(Extracted records)
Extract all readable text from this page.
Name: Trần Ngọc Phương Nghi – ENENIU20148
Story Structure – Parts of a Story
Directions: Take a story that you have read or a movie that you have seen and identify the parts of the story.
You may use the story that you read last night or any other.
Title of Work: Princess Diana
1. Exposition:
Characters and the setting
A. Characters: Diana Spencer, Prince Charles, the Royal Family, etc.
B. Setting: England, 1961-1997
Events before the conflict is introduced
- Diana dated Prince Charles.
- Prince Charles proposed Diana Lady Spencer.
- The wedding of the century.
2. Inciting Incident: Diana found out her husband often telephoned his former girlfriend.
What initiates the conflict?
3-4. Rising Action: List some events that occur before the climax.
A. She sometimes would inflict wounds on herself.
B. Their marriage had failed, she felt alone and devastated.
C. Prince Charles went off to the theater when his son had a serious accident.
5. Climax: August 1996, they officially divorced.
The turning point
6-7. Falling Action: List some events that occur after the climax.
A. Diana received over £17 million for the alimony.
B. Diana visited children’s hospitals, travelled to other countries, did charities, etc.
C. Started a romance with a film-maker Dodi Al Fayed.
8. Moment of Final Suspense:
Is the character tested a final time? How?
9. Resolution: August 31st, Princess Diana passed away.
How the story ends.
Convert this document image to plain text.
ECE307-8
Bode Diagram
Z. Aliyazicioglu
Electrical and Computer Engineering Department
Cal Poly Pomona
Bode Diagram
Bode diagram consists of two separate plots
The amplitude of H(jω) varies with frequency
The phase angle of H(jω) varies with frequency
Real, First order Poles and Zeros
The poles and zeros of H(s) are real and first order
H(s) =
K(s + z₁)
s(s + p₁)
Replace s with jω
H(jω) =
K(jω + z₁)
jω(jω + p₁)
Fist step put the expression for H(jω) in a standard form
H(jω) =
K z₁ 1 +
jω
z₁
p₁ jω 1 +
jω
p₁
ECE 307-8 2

■ THE EXERCISE ■
All of the entries must be quoted exactly; please include each one.

■ EXPECTED ANSWER ■
Extract all readable text from this page.
Name: Trần Ngọc Phương Nghi – ENENIU20148
Story Structure – Parts of a Story
Directions: Take a story that you have read or a movie that you have seen and identify the parts of the story.
You may use the story that you read last night or any other.
Title of Work: Princess Diana
1. Exposition:
Characters and the setting
A. Characters: Diana Spencer, Prince Charles, the Royal Family, etc.
B. Setting: England, 1961-1997
Events before the conflict is introduced
- Diana dated Prince Charles.
- Prince Charles proposed Diana Lady Spencer.
- The wedding of the century.
2. Inciting Incident: Diana found out her husband often telephoned his former girlfriend.
What initiates the conflict?
3-4. Rising Action: List some events that occur before the climax.
A. She sometimes would inflict wounds on herself.
B. Their marriage had failed, she felt alone and devastated.
C. Prince Charles went off to the theater when his son had a serious accident.
5. Climax: August 1996, they officially divorced.
The turning point
6-7. Falling Action: List some events that occur after the climax.
A. Diana received over £17 million for the alimony.
B. Diana visited children’s hospitals, travelled to other countries, did charities, etc.
C. Started a romance with a film-maker Dodi Al Fayed.
8. Moment of Final Suspense:
Is the character tested a final time? How?
9. Resolution: August 31st, Princess Diana passed away.
How the story ends.
Convert this document image to plain text.
ECE307-8
Bode Diagram
Z. Aliyazicioglu
Electrical and Computer Engineering Department
Cal Poly Pomona
Bode Diagram
Bode diagram consists of two separate plots
The amplitude of H(jω) varies with frequency
The phase angle of H(jω) varies with frequency
Real, First order Poles and Zeros
The poles and zeros of H(s) are real and first order
H(s) =
K(s + z₁)
s(s + p₁)
Replace s with jω
H(jω) =
K(jω + z₁)
jω(jω + p₁)
Fist step put the expression for H(jω) in a standard form
H(jω) =
K z₁ 1 +
jω
z₁
p₁ jω 1 +
jω
p₁
ECE 307-8 2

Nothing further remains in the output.